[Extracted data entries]
* START *
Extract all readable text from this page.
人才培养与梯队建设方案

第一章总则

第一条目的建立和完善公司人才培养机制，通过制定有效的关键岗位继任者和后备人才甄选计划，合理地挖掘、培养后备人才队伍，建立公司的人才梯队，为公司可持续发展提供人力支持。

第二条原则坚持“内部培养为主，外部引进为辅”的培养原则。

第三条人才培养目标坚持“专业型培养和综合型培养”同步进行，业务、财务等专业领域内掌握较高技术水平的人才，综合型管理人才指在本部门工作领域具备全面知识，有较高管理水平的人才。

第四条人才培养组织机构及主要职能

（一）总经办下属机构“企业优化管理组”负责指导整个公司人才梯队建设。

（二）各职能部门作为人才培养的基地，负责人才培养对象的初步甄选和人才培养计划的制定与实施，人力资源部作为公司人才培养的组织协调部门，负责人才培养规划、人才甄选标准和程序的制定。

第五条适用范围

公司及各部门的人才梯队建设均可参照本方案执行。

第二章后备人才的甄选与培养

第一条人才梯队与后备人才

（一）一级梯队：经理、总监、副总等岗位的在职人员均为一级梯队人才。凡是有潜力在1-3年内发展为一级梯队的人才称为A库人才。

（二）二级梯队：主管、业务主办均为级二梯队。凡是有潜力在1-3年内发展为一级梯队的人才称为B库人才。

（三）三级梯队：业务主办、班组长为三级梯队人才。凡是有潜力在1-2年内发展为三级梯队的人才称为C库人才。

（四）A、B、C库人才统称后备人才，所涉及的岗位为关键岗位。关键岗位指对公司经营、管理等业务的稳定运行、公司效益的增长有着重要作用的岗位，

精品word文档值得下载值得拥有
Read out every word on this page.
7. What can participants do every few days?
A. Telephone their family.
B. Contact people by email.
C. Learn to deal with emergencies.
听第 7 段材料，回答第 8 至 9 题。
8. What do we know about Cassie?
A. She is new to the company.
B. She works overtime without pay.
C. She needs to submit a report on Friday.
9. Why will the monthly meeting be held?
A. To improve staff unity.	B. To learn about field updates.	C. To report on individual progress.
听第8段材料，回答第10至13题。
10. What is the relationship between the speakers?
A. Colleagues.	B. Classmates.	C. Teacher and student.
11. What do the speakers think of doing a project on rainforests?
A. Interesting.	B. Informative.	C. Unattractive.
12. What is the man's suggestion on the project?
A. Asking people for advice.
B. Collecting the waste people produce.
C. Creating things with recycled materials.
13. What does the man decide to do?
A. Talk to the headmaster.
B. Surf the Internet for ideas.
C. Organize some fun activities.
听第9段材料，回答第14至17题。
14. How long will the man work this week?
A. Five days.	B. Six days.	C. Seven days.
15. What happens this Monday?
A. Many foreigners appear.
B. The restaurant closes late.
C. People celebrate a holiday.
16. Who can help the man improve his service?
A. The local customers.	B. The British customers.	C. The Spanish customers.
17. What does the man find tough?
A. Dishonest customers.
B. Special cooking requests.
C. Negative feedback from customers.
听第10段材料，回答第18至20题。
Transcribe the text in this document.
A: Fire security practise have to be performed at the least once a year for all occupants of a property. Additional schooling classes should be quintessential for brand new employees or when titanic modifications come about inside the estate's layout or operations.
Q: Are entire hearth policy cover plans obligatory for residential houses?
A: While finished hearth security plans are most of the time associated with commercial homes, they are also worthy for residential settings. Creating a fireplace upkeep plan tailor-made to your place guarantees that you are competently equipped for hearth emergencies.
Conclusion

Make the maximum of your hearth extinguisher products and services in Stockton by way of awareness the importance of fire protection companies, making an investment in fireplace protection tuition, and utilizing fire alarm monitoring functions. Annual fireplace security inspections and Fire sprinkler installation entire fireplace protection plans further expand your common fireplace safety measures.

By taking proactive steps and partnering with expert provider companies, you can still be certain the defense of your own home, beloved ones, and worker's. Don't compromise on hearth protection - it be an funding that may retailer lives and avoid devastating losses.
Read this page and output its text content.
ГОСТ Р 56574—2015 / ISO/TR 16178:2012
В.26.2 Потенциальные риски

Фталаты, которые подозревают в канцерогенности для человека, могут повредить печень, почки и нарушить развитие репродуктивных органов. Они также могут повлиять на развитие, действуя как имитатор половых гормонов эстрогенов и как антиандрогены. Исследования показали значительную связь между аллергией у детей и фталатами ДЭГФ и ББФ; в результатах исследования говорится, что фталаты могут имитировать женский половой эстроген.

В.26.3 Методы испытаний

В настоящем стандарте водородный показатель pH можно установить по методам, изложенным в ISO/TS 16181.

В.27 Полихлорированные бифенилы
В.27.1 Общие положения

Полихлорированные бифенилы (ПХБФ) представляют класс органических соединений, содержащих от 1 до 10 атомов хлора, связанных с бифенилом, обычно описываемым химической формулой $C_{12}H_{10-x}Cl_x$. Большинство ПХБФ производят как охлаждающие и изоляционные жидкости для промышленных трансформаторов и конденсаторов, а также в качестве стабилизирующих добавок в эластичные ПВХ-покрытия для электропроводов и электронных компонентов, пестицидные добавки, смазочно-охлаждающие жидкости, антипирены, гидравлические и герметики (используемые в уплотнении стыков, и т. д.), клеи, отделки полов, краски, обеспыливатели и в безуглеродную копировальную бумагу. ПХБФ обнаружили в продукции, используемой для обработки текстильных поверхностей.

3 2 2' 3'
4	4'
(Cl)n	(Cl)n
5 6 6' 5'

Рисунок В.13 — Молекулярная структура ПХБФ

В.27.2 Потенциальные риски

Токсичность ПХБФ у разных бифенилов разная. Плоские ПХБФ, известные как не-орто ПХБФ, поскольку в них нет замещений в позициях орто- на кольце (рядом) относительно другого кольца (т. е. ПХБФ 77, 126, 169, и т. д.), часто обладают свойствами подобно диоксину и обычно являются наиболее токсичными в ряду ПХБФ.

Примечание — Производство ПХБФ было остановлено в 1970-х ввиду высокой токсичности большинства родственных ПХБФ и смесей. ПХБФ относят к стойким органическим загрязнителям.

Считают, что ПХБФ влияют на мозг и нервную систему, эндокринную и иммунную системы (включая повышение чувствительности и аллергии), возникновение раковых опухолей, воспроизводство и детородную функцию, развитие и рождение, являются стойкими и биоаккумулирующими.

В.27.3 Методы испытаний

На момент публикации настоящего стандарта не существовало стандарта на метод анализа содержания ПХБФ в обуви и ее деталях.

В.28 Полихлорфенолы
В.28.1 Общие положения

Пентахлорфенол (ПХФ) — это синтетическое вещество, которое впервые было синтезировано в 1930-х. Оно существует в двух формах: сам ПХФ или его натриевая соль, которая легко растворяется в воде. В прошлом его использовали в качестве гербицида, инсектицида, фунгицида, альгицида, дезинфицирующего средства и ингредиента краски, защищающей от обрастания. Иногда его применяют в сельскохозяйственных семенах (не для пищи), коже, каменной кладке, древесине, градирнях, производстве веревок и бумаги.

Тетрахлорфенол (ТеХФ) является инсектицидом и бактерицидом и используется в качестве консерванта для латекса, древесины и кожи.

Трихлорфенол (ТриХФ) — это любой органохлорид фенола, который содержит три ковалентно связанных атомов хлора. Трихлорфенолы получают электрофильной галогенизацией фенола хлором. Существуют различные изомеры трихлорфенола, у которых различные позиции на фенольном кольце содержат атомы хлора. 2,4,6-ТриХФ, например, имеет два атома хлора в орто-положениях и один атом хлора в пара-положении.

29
* END *
## Required work:
Make an exact copy of all the data.

## Solution to this problem:
Extract all readable text from this page.
人才培养与梯队建设方案

第一章总则

第一条目的建立和完善公司人才培养机制，通过制定有效的关键岗位继任者和后备人才甄选计划，合理地挖掘、培养后备人才队伍，建立公司的人才梯队，为公司可持续发展提供人力支持。

第二条原则坚持“内部培养为主，外部引进为辅”的培养原则。

第三条人才培养目标坚持“专业型培养和综合型培养”同步进行，业务、财务等专业领域内掌握较高技术水平的人才，综合型管理人才指在本部门工作领域具备全面知识，有较高管理水平的人才。

第四条人才培养组织机构及主要职能

（一）总经办下属机构“企业优化管理组”负责指导整个公司人才梯队建设。

（二）各职能部门作为人才培养的基地，负责人才培养对象的初步甄选和人才培养计划的制定与实施，人力资源部作为公司人才培养的组织协调部门，负责人才培养规划、人才甄选标准和程序的制定。

第五条适用范围

公司及各部门的人才梯队建设均可参照本方案执行。

第二章后备人才的甄选与培养

第一条人才梯队与后备人才

（一）一级梯队：经理、总监、副总等岗位的在职人员均为一级梯队人才。凡是有潜力在1-3年内发展为一级梯队的人才称为A库人才。

（二）二级梯队：主管、业务主办均为级二梯队。凡是有潜力在1-3年内发展为一级梯队的人才称为B库人才。

（三）三级梯队：业务主办、班组长为三级梯队人才。凡是有潜力在1-2年内发展为三级梯队的人才称为C库人才。

（四）A、B、C库人才统称后备人才，所涉及的岗位为关键岗位。关键岗位指对公司经营、管理等业务的稳定运行、公司效益的增长有着重要作用的岗位，

精品word文档值得下载值得拥有
Read out every word on this page.
7. What can participants do every few days?
A. Telephone their family.
B. Contact people by email.
C. Learn to deal with emergencies.
听第 7 段材料，回答第 8 至 9 题。
8. What do we know about Cassie?
A. She is new to the company.
B. She works overtime without pay.
C. She needs to submit a report on Friday.
9. Why will the monthly meeting be held?
A. To improve staff unity.	B. To learn about field updates.	C. To report on individual progress.
听第8段材料，回答第10至13题。
10. What is the relationship between the speakers?
A. Colleagues.	B. Classmates.	C. Teacher and student.
11. What do the speakers think of doing a project on rainforests?
A. Interesting.	B. Informative.	C. Unattractive.
12. What is the man's suggestion on the project?
A. Asking people for advice.
B. Collecting the waste people produce.
C. Creating things with recycled materials.
13. What does the man decide to do?
A. Talk to the headmaster.
B. Surf the Internet for ideas.
C. Organize some fun activities.
听第9段材料，回答第14至17题。
14. How long will the man work this week?
A. Five days.	B. Six days.	C. Seven days.
15. What happens this Monday?
A. Many foreigners appear.
B. The restaurant closes late.
C. People celebrate a holiday.
16. Who can help the man improve his service?
A. The local customers.	B. The British customers.	C. The Spanish customers.
17. What does the man find tough?
A. Dishonest customers.
B. Special cooking requests.
C. Negative feedback from customers.
听第10段材料，回答第18至20题。
Transcribe the text in this document.
A: Fire security practise have to be performed at the least once a year for all occupants of a property. Additional schooling classes should be quintessential for brand new employees or when titanic modifications come about inside the estate's layout or operations.
Q: Are entire hearth policy cover plans obligatory for residential houses?
A: While finished hearth security plans are most of the time associated with commercial homes, they are also worthy for residential settings. Creating a fireplace upkeep plan tailor-made to your place guarantees that you are competently equipped for hearth emergencies.
Conclusion

Make the maximum of your hearth extinguisher products and services in Stockton by way of awareness the importance of fire protection companies, making an investment in fireplace protection tuition, and utilizing fire alarm monitoring functions. Annual fireplace security inspections and Fire sprinkler installation entire fireplace protection plans further expand your common fireplace safety measures.

By taking proactive steps and partnering with expert provider companies, you can still be certain the defense of your own home, beloved ones, and worker's. Don't compromise on hearth protection - it be an funding that may retailer lives and avoid devastating losses.
Read this page and output its text content.
ГОСТ Р 56574—2015 / ISO/TR 16178:2012
В.26.2 Потенциальные риски

Фталаты, которые подозревают в канцерогенности для человека, могут повредить печень, почки и нарушить развитие репродуктивных органов. Они также могут повлиять на развитие, действуя как имитатор половых гормонов эстрогенов и как антиандрогены. Исследования показали значительную связь между аллергией у детей и фталатами ДЭГФ и ББФ; в результатах исследования говорится, что фталаты могут имитировать женский половой эстроген.

В.26.3 Методы испытаний

В настоящем стандарте водородный показатель pH можно установить по методам, изложенным в ISO/TS 16181.

В.27 Полихлорированные бифенилы
В.27.1 Общие положения

Полихлорированные бифенилы (ПХБФ) представляют класс органических соединений, содержащих от 1 до 10 атомов хлора, связанных с бифенилом, обычно описываемым химической формулой $C_{12}H_{10-x}Cl_x$. Большинство ПХБФ производят как охлаждающие и изоляционные жидкости для промышленных трансформаторов и конденсаторов, а также в качестве стабилизирующих добавок в эластичные ПВХ-покрытия для электропроводов и электронных компонентов, пестицидные добавки, смазочно-охлаждающие жидкости, антипирены, гидравлические и герметики (используемые в уплотнении стыков, и т. д.), клеи, отделки полов, краски, обеспыливатели и в безуглеродную копировальную бумагу. ПХБФ обнаружили в продукции, используемой для обработки текстильных поверхностей.

3 2 2' 3'
4	4'
(Cl)n	(Cl)n
5 6 6' 5'

Рисунок В.13 — Молекулярная структура ПХБФ

В.27.2 Потенциальные риски

Токсичность ПХБФ у разных бифенилов разная. Плоские ПХБФ, известные как не-орто ПХБФ, поскольку в них нет замещений в позициях орто- на кольце (рядом) относительно другого кольца (т. е. ПХБФ 77, 126, 169, и т. д.), часто обладают свойствами подобно диоксину и обычно являются наиболее токсичными в ряду ПХБФ.

Примечание — Производство ПХБФ было остановлено в 1970-х ввиду высокой токсичности большинства родственных ПХБФ и смесей. ПХБФ относят к стойким органическим загрязнителям.

Считают, что ПХБФ влияют на мозг и нервную систему, эндокринную и иммунную системы (включая повышение чувствительности и аллергии), возникновение раковых опухолей, воспроизводство и детородную функцию, развитие и рождение, являются стойкими и биоаккумулирующими.

В.27.3 Методы испытаний

На момент публикации настоящего стандарта не существовало стандарта на метод анализа содержания ПХБФ в обуви и ее деталях.

В.28 Полихлорфенолы
В.28.1 Общие положения

Пентахлорфенол (ПХФ) — это синтетическое вещество, которое впервые было синтезировано в 1930-х. Оно существует в двух формах: сам ПХФ или его натриевая соль, которая легко растворяется в воде. В прошлом его использовали в качестве гербицида, инсектицида, фунгицида, альгицида, дезинфицирующего средства и ингредиента краски, защищающей от обрастания. Иногда его применяют в сельскохозяйственных семенах (не для пищи), коже, каменной кладке, древесине, градирнях, производстве веревок и бумаги.

Тетрахлорфенол (ТеХФ) является инсектицидом и бактерицидом и используется в качестве консерванта для латекса, древесины и кожи.

Трихлорфенол (ТриХФ) — это любой органохлорид фенола, который содержит три ковалентно связанных атомов хлора. Трихлорфенолы получают электрофильной галогенизацией фенола хлором. Существуют различные изомеры трихлорфенола, у которых различные позиции на фенольном кольце содержат атомы хлора. 2,4,6-ТриХФ, например, имеет два атома хлора в орто-положениях и один атом хлора в пара-положении.

29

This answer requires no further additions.